-- START OF ROWS --

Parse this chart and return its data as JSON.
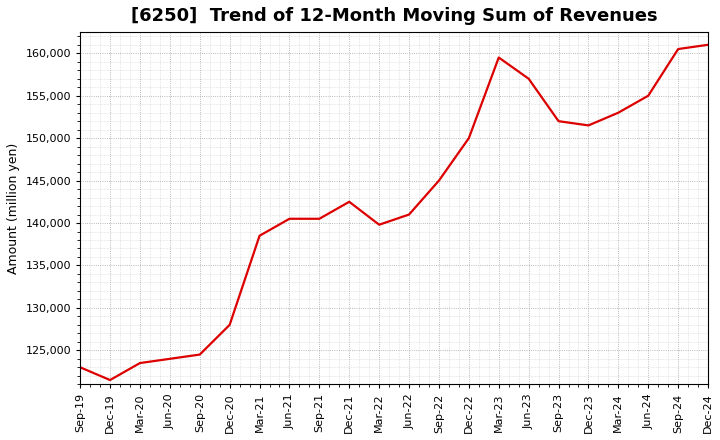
{
  "title": "[6250]  Trend of 12-Month Moving Sum of Revenues",
  "ylabel": "Amount (million yen)",
  "line_color": "#dd0000",
  "background_color": "#ffffff",
  "plot_bg_color": "#ffffff",
  "grid_color": "#999999",
  "ylim": [
    121000,
    162500
  ],
  "yticks": [
    125000,
    130000,
    135000,
    140000,
    145000,
    150000,
    155000,
    160000
  ],
  "x_labels": [
    "Sep-19",
    "Dec-19",
    "Mar-20",
    "Jun-20",
    "Sep-20",
    "Dec-20",
    "Mar-21",
    "Jun-21",
    "Sep-21",
    "Dec-21",
    "Mar-22",
    "Jun-22",
    "Sep-22",
    "Dec-22",
    "Mar-23",
    "Jun-23",
    "Sep-23",
    "Dec-23",
    "Mar-24",
    "Jun-24",
    "Sep-24",
    "Dec-24"
  ],
  "values": [
    123000,
    121500,
    123500,
    124000,
    124500,
    128000,
    138500,
    140500,
    140500,
    142500,
    139800,
    141000,
    145000,
    150000,
    159500,
    157000,
    152000,
    151500,
    153000,
    155000,
    160500,
    161000
  ],
  "title_fontsize": 13,
  "ylabel_fontsize": 9,
  "tick_fontsize": 8,
  "linewidth": 1.6
}
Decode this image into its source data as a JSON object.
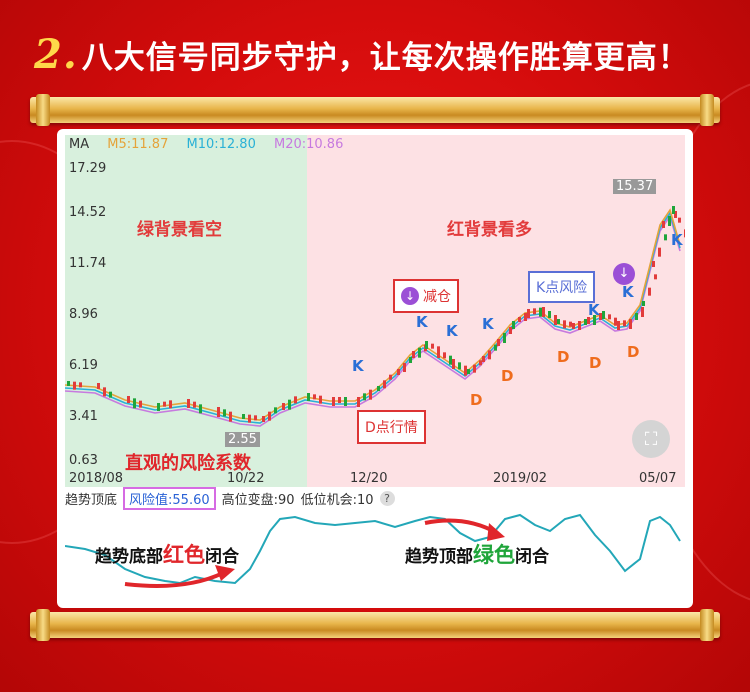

-- END OF ROWS --

◆ TASK DIRECTIONS ◆
Reproduce every line above as written, skipping pictures.

◆ ANSWER FOR THIS EXERCISE ◆
Parse this chart and return its data as JSON.
{
  "title": "[6250]  Trend of 12-Month Moving Sum of Revenues",
  "ylabel": "Amount (million yen)",
  "line_color": "#dd0000",
  "background_color": "#ffffff",
  "plot_bg_color": "#ffffff",
  "grid_color": "#999999",
  "ylim": [
    121000,
    162500
  ],
  "yticks": [
    125000,
    130000,
    135000,
    140000,
    145000,
    150000,
    155000,
    160000
  ],
  "x_labels": [
    "Sep-19",
    "Dec-19",
    "Mar-20",
    "Jun-20",
    "Sep-20",
    "Dec-20",
    "Mar-21",
    "Jun-21",
    "Sep-21",
    "Dec-21",
    "Mar-22",
    "Jun-22",
    "Sep-22",
    "Dec-22",
    "Mar-23",
    "Jun-23",
    "Sep-23",
    "Dec-23",
    "Mar-24",
    "Jun-24",
    "Sep-24",
    "Dec-24"
  ],
  "values": [
    123000,
    121500,
    123500,
    124000,
    124500,
    128000,
    138500,
    140500,
    140500,
    142500,
    139800,
    141000,
    145000,
    150000,
    159500,
    157000,
    152000,
    151500,
    153000,
    155000,
    160500,
    161000
  ],
  "title_fontsize": 13,
  "ylabel_fontsize": 9,
  "tick_fontsize": 8,
  "linewidth": 1.6
}
Decode this image into its source data as a JSON object.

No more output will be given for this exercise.